Exercise task:
Draw out every line with the word "denke" from the listing below.

Saved entries
◇ ◇ ◇ ◇ ◇

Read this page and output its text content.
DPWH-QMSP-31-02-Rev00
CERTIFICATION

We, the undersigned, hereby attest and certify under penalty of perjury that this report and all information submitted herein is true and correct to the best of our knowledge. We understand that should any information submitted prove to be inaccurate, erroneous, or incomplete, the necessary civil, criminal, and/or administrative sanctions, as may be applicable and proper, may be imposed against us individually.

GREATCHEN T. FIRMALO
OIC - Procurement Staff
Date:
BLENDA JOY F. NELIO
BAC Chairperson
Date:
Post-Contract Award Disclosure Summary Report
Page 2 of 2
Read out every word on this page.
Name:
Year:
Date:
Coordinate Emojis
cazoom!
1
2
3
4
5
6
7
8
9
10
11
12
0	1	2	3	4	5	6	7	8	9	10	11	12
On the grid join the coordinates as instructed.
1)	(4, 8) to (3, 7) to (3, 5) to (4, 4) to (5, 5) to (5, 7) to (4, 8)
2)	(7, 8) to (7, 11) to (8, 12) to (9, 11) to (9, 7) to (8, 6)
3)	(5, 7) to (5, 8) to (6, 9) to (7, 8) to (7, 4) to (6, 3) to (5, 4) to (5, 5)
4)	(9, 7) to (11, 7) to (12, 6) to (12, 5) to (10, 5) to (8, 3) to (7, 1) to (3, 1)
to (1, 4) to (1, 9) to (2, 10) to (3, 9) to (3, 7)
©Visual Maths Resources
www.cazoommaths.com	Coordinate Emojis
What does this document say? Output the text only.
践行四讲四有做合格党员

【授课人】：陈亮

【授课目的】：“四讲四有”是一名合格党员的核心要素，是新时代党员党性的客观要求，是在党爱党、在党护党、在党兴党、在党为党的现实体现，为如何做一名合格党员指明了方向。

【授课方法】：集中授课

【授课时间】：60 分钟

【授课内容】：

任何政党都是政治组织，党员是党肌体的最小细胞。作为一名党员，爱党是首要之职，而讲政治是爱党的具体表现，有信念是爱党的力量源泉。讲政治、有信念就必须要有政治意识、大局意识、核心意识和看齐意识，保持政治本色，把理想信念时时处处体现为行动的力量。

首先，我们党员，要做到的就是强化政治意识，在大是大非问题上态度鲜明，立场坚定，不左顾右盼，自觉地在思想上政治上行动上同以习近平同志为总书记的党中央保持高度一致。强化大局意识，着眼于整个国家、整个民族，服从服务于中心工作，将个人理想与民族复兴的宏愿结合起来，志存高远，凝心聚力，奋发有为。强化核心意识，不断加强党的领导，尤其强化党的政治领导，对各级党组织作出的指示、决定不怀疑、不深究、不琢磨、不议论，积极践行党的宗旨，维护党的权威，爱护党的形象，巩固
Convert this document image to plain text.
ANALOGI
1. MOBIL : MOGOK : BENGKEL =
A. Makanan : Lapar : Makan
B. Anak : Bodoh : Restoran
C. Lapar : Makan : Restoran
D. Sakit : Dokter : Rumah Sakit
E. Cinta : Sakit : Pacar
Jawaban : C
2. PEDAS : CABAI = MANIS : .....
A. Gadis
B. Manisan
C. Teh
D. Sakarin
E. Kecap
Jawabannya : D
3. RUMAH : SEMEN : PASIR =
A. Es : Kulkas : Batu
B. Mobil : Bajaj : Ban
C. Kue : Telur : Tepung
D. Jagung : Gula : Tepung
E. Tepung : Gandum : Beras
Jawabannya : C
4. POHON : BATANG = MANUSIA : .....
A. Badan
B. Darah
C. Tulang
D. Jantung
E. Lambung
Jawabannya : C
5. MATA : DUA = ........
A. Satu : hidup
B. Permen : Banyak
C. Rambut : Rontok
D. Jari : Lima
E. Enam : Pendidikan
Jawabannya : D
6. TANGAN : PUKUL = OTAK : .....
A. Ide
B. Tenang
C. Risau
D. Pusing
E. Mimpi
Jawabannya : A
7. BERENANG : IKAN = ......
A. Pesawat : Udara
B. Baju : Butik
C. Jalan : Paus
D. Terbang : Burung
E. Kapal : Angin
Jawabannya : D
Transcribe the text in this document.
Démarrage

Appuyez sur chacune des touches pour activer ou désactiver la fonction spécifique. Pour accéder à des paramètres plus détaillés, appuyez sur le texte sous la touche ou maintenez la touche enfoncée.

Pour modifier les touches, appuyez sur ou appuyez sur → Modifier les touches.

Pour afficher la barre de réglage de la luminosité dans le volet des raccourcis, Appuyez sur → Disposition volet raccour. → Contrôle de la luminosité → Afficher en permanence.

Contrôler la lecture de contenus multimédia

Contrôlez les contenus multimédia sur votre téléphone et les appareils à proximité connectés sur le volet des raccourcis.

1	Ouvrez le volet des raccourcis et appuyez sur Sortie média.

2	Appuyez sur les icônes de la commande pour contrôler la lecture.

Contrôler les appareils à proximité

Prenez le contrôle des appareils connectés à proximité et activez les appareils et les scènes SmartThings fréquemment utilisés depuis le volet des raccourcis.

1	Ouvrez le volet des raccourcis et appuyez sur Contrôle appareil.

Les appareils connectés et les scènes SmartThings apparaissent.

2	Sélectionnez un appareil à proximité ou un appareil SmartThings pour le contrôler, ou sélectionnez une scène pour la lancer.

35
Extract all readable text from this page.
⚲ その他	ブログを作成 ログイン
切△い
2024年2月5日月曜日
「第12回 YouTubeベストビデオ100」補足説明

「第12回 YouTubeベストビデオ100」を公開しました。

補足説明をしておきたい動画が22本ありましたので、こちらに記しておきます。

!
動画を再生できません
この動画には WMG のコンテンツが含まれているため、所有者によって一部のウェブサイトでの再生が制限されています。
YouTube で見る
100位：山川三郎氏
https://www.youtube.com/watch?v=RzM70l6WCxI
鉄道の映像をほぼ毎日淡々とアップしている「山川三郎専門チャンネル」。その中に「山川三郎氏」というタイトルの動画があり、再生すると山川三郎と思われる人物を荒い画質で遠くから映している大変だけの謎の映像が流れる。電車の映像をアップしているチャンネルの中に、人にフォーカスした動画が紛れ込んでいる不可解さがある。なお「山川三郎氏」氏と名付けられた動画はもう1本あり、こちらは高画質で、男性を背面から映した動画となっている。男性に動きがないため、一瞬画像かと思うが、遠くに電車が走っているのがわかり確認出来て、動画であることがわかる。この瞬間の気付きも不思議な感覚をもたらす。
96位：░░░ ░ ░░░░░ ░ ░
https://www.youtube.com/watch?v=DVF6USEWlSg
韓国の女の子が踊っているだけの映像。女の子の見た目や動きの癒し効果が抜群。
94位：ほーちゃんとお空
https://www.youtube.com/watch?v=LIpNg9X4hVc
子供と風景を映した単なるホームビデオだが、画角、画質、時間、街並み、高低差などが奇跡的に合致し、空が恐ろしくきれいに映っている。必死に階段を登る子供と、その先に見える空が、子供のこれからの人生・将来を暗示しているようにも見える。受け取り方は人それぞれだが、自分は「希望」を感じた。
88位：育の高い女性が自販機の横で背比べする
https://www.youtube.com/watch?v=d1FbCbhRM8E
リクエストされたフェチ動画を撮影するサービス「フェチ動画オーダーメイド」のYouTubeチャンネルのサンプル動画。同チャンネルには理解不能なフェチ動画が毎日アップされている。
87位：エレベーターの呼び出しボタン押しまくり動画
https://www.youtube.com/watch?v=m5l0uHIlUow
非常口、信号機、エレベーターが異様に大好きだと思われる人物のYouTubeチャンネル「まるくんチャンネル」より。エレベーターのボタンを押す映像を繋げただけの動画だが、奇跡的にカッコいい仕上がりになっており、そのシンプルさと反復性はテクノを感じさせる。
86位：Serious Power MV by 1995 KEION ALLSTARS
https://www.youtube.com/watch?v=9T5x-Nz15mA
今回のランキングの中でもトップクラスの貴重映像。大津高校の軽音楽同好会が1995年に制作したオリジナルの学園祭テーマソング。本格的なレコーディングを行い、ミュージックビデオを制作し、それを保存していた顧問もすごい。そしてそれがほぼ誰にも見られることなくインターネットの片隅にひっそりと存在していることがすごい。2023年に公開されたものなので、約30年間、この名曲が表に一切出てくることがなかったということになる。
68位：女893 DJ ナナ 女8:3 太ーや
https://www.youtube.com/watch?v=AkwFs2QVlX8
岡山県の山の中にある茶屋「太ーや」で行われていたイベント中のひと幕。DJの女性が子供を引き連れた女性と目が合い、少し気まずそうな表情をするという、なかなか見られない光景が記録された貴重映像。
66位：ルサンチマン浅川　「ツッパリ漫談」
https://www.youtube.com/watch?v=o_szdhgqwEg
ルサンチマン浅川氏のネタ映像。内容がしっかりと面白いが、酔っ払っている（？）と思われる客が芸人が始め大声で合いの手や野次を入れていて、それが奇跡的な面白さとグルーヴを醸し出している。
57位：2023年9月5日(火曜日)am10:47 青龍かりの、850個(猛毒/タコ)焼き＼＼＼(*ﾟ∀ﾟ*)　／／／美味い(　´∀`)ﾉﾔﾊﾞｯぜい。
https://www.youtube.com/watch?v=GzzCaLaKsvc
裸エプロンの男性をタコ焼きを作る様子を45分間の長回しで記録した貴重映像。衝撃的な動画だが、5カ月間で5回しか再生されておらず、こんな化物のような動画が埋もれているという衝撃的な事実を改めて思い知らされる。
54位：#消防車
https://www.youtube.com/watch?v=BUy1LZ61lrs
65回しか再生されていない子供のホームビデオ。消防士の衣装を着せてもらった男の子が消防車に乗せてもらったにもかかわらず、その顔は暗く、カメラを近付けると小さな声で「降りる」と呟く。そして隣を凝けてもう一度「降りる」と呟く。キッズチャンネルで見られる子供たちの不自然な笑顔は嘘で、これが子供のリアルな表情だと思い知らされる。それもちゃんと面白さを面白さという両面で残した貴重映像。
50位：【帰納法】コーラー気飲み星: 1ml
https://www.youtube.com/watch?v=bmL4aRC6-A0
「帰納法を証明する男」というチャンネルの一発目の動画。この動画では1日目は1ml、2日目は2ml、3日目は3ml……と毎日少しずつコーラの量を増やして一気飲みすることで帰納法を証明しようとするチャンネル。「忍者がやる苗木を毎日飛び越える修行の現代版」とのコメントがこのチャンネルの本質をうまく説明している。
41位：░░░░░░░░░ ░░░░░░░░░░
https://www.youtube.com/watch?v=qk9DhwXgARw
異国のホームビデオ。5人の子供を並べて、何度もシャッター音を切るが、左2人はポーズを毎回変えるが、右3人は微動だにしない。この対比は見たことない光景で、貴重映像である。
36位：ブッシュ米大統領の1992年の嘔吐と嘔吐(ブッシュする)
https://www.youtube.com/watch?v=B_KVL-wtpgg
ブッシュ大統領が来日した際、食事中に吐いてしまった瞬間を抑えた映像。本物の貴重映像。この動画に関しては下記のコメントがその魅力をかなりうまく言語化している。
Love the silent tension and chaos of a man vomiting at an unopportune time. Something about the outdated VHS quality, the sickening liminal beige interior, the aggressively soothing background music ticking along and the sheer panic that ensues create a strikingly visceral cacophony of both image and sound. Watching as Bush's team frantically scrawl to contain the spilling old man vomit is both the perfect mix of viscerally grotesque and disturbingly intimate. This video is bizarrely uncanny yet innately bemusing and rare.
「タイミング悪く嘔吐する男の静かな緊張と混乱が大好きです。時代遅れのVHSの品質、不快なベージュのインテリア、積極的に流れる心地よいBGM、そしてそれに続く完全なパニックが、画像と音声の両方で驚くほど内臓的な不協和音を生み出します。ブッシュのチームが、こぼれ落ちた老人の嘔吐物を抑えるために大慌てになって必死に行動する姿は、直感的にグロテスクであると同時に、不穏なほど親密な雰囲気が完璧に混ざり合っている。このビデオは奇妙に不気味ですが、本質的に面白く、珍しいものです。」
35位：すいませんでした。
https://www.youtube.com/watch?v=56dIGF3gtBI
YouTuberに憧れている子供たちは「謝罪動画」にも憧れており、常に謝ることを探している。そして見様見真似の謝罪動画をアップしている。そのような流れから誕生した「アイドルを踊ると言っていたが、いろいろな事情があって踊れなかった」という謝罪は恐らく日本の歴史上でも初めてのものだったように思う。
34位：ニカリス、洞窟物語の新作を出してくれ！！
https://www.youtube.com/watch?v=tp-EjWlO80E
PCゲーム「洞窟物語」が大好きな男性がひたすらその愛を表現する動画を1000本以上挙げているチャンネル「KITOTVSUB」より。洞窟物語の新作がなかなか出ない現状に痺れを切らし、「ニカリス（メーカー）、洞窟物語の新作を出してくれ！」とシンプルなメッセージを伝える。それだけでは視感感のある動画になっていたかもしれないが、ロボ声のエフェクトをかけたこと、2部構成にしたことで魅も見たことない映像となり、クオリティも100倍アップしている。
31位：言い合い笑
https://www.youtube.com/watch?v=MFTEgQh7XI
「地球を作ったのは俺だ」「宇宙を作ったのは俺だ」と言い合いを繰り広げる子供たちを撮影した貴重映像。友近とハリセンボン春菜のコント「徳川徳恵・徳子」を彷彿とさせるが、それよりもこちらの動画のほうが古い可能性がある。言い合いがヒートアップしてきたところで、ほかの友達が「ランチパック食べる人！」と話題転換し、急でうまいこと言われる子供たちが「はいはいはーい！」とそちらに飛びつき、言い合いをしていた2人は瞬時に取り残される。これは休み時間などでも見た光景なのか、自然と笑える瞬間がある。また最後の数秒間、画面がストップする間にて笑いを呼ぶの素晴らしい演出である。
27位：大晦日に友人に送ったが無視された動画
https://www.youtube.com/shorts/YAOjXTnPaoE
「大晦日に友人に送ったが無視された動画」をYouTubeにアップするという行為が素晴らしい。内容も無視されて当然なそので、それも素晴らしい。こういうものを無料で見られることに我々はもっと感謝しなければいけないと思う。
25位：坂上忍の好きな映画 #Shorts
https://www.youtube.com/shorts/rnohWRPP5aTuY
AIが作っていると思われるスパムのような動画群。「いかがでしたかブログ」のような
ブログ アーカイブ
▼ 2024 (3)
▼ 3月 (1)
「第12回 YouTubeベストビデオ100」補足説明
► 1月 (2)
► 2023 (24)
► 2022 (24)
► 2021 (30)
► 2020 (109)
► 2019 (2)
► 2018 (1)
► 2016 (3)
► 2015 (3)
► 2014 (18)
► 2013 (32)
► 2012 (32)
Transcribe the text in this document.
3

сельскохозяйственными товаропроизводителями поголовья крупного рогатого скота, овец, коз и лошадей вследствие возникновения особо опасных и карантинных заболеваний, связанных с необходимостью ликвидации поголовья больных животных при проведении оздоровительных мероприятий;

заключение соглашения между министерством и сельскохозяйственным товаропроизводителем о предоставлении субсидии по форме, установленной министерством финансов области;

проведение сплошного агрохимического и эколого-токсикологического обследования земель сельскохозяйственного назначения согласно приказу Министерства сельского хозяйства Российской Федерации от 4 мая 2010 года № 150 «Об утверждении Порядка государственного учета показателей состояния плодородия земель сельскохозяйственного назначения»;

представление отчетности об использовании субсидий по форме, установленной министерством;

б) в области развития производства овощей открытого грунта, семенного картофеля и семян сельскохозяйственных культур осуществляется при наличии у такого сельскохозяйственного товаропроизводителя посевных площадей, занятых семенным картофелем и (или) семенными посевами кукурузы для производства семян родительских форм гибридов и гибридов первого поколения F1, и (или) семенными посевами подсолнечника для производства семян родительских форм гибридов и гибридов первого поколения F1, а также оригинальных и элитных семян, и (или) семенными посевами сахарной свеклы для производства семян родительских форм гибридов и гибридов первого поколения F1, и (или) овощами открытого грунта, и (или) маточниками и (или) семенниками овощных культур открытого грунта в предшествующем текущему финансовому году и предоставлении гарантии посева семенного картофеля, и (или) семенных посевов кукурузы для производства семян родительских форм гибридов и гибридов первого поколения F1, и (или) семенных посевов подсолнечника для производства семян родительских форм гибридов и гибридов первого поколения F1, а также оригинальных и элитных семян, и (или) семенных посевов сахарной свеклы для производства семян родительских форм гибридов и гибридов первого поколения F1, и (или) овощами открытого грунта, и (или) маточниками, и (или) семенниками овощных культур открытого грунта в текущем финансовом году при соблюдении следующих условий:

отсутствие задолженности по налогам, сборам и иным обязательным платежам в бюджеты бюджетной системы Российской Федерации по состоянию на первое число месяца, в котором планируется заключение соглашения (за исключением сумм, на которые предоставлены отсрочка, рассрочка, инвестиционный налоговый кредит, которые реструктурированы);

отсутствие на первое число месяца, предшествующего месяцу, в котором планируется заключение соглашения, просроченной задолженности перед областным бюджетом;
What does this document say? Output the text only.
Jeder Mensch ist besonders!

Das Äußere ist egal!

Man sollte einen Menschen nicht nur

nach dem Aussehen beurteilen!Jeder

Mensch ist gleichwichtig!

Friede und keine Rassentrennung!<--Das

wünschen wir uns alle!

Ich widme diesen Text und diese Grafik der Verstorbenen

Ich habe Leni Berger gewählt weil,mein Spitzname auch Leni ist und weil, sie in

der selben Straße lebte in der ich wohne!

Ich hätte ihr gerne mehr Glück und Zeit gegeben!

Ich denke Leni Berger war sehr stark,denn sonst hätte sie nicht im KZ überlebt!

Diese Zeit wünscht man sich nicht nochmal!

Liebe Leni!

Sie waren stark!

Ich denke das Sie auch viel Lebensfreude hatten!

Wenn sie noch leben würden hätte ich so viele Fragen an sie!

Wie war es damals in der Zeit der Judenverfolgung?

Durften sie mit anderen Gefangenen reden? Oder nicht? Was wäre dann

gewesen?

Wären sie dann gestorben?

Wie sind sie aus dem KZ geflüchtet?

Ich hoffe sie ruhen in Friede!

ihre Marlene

◇ ◇ ◇ ◇ ◇

Exercise result:
Ich denke Leni Berger war sehr stark,denn sonst hätte sie nicht im KZ überlebt!
Ich denke das Sie auch viel Lebensfreude hatten!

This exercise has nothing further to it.